▶ [EXERCISE] Copy out the listing below verbatim, from its first line through the line containing "x-tick-12-00: 12:00 [297,346,332,360]", including both of those lines.

▶ [MATERIAL SHOWN]
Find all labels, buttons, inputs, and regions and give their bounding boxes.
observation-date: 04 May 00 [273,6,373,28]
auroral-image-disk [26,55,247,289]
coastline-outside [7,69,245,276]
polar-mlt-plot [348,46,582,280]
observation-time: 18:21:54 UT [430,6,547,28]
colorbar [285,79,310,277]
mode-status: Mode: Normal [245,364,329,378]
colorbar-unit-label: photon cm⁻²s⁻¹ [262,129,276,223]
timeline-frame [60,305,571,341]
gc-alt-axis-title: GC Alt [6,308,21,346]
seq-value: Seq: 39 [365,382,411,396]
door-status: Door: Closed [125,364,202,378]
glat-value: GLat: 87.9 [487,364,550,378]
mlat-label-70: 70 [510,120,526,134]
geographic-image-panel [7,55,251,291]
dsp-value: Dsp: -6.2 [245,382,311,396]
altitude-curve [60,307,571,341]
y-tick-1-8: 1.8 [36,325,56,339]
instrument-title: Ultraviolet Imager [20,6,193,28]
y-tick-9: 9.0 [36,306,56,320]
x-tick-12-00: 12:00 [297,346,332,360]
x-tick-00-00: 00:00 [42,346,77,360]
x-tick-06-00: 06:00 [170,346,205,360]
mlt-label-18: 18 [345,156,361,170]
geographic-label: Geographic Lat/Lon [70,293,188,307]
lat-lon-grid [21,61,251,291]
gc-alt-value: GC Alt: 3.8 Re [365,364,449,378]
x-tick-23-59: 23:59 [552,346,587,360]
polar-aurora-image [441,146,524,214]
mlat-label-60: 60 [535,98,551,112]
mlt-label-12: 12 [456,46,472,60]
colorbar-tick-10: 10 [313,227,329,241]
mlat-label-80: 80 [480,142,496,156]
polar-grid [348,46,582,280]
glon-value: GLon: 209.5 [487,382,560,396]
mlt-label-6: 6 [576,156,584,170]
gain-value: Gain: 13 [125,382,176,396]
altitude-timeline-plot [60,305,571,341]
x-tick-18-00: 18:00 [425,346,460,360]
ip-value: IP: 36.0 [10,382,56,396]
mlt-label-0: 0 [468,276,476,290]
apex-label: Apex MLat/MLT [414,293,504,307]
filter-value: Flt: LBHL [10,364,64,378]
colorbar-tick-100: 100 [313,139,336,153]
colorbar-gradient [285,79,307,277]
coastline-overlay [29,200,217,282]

▶ [RESPONSE BELOW]
Find all labels, buttons, inputs, and regions and give their bounding boxes.
observation-date: 04 May 00 [273,6,373,28]
auroral-image-disk [26,55,247,289]
coastline-outside [7,69,245,276]
polar-mlt-plot [348,46,582,280]
observation-time: 18:21:54 UT [430,6,547,28]
colorbar [285,79,310,277]
mode-status: Mode: Normal [245,364,329,378]
colorbar-unit-label: photon cm⁻²s⁻¹ [262,129,276,223]
timeline-frame [60,305,571,341]
gc-alt-axis-title: GC Alt [6,308,21,346]
seq-value: Seq: 39 [365,382,411,396]
door-status: Door: Closed [125,364,202,378]
glat-value: GLat: 87.9 [487,364,550,378]
mlat-label-70: 70 [510,120,526,134]
geographic-image-panel [7,55,251,291]
dsp-value: Dsp: -6.2 [245,382,311,396]
altitude-curve [60,307,571,341]
y-tick-1-8: 1.8 [36,325,56,339]
instrument-title: Ultraviolet Imager [20,6,193,28]
y-tick-9: 9.0 [36,306,56,320]
x-tick-12-00: 12:00 [297,346,332,360]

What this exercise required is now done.